» **Task objective**:
Reply with one number: the count of lines in the listing that contain the string "Inbox".

— Start Data for this exercise —

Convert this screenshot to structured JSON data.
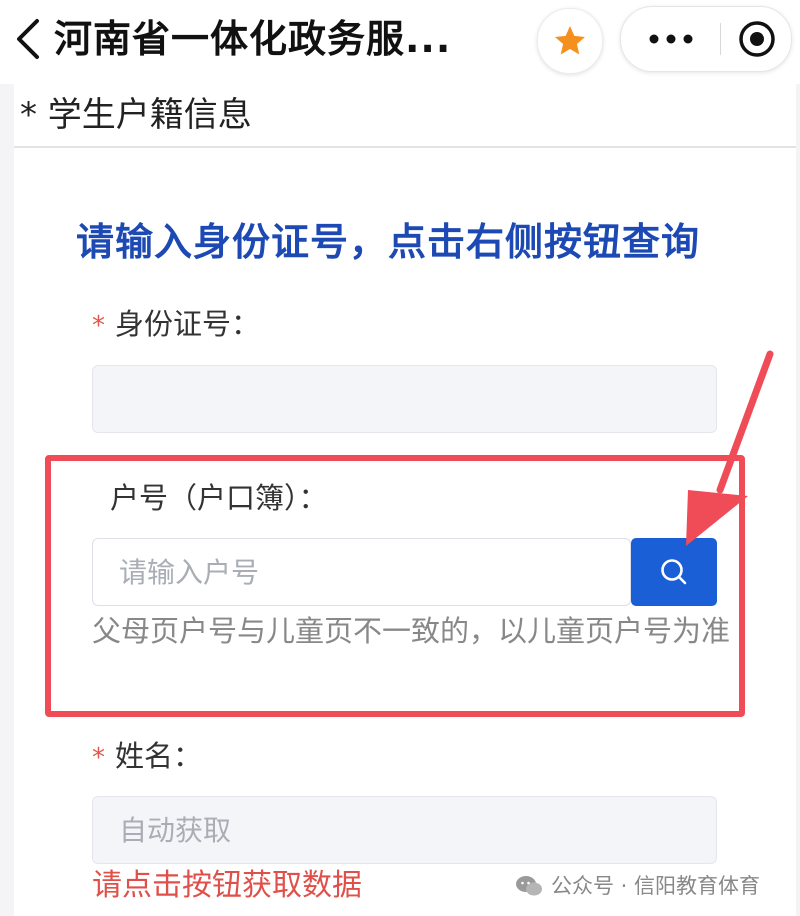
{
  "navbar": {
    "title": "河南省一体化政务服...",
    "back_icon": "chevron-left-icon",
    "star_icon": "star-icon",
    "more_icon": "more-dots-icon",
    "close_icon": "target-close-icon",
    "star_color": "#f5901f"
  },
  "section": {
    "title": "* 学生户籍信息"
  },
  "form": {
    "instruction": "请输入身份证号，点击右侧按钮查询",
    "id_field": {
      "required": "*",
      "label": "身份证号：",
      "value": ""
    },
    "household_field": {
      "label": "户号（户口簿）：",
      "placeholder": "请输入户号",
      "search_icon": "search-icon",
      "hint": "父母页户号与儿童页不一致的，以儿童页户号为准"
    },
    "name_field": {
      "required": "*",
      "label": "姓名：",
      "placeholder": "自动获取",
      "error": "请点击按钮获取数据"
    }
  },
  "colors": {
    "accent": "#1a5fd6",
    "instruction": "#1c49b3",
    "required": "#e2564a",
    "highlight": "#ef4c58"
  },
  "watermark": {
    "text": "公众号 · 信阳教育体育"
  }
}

— End Data for this exercise —
— Start Data for this exercise —

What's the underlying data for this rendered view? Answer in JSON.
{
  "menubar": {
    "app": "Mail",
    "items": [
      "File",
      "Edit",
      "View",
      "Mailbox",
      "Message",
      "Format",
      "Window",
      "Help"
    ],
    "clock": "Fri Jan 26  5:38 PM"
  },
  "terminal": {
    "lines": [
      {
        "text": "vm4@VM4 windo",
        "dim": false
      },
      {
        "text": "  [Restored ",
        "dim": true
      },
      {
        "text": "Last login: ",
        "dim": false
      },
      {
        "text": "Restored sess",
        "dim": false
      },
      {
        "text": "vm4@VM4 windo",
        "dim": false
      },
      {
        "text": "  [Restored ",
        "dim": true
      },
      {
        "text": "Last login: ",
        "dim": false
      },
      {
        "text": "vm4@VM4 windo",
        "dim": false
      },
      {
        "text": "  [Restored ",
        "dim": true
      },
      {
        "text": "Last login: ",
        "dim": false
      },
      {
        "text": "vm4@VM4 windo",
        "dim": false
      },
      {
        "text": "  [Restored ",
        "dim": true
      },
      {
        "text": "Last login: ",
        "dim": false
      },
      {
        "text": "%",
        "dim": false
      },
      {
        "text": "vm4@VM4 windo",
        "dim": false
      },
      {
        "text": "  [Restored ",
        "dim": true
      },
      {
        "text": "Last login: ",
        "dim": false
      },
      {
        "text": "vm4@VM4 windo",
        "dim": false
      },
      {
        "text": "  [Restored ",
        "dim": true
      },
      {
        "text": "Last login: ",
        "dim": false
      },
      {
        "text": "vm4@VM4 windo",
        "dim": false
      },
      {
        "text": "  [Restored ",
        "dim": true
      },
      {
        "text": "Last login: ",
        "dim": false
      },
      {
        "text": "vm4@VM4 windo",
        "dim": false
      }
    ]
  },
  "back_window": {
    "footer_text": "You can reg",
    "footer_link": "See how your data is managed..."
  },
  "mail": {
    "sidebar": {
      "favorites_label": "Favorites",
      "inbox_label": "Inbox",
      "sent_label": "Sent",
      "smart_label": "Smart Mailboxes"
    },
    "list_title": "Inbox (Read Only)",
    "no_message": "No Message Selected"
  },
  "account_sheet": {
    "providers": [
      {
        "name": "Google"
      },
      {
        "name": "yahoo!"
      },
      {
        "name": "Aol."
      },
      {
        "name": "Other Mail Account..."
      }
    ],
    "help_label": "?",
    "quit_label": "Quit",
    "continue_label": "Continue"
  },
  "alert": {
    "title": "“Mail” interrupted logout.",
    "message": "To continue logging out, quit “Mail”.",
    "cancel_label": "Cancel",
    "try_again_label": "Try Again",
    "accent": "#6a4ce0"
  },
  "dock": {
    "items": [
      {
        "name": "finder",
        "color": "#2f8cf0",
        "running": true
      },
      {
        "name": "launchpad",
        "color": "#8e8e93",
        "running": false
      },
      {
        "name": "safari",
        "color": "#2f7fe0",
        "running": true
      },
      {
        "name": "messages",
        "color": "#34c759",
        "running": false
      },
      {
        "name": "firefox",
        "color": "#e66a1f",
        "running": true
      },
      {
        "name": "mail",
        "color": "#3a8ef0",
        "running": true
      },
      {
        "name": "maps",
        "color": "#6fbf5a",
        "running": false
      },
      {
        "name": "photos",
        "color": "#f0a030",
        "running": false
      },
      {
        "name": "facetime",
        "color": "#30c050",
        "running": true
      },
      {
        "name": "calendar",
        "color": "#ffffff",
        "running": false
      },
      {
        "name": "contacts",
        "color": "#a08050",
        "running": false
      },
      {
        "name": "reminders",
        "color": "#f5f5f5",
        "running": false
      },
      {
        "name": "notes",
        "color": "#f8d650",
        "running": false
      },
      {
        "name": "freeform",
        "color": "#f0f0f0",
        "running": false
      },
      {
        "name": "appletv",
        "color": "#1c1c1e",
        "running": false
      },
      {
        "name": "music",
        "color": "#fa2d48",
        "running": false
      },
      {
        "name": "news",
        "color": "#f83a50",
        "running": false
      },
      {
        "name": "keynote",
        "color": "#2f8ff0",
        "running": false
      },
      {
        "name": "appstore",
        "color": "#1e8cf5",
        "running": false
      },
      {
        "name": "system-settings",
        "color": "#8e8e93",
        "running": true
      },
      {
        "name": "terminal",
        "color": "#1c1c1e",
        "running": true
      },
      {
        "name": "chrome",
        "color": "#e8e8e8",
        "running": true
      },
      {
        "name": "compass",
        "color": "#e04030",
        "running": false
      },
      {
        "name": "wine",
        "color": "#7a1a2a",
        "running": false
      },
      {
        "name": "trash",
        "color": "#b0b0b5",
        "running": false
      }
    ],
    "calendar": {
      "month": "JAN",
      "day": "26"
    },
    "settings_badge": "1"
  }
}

— End Data for this exercise —

» **Exercise solution**:
2